[Layout annotation entries]
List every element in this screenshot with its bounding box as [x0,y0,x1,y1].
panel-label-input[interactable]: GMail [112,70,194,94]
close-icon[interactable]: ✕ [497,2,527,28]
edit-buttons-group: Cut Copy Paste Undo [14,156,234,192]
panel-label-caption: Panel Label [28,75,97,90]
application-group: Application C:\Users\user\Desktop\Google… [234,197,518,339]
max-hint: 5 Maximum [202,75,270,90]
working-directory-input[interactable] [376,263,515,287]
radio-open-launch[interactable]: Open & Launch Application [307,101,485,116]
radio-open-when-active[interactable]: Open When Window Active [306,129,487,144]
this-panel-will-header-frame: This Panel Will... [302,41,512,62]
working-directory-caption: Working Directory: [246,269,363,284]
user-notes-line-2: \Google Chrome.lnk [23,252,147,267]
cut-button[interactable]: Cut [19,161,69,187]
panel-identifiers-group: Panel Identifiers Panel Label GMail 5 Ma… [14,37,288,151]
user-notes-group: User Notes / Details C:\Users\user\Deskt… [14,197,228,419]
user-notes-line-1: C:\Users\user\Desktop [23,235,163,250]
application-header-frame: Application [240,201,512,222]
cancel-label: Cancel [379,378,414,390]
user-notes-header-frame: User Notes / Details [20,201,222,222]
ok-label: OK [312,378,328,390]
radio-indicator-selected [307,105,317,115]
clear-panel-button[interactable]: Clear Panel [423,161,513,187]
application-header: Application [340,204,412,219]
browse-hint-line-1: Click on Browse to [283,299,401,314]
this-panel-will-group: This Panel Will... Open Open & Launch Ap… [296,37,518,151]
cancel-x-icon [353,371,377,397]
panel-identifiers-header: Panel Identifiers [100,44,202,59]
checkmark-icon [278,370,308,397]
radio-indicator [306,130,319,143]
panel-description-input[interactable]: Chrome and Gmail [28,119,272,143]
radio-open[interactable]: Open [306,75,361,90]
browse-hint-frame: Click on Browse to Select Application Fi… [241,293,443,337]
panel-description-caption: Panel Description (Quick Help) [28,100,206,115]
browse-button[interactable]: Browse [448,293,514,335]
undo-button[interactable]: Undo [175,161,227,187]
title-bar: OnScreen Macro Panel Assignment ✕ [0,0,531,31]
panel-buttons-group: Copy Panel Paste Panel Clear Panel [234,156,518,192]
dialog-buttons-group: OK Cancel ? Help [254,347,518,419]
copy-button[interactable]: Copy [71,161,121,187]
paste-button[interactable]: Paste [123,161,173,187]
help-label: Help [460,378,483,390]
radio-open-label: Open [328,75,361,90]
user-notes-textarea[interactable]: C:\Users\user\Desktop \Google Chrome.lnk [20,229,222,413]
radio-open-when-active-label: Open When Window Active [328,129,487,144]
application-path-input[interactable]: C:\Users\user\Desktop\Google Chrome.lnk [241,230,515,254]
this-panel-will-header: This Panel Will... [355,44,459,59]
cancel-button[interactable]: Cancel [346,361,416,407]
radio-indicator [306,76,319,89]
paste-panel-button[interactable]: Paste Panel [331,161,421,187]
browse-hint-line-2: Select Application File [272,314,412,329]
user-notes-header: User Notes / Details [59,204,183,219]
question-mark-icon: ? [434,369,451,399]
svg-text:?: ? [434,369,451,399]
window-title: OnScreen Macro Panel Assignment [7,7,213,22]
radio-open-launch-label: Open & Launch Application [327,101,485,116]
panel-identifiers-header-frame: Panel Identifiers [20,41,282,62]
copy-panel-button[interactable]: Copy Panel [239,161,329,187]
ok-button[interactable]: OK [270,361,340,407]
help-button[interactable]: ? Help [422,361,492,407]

- **Task prompt**:
List each line of the entries above that contains the string "description". Treat case as significant.

- **Finished answer**:
panel-description-input[interactable]: Chrome and Gmail [28,119,272,143]
panel-description-caption: Panel Description (Quick Help) [28,100,206,115]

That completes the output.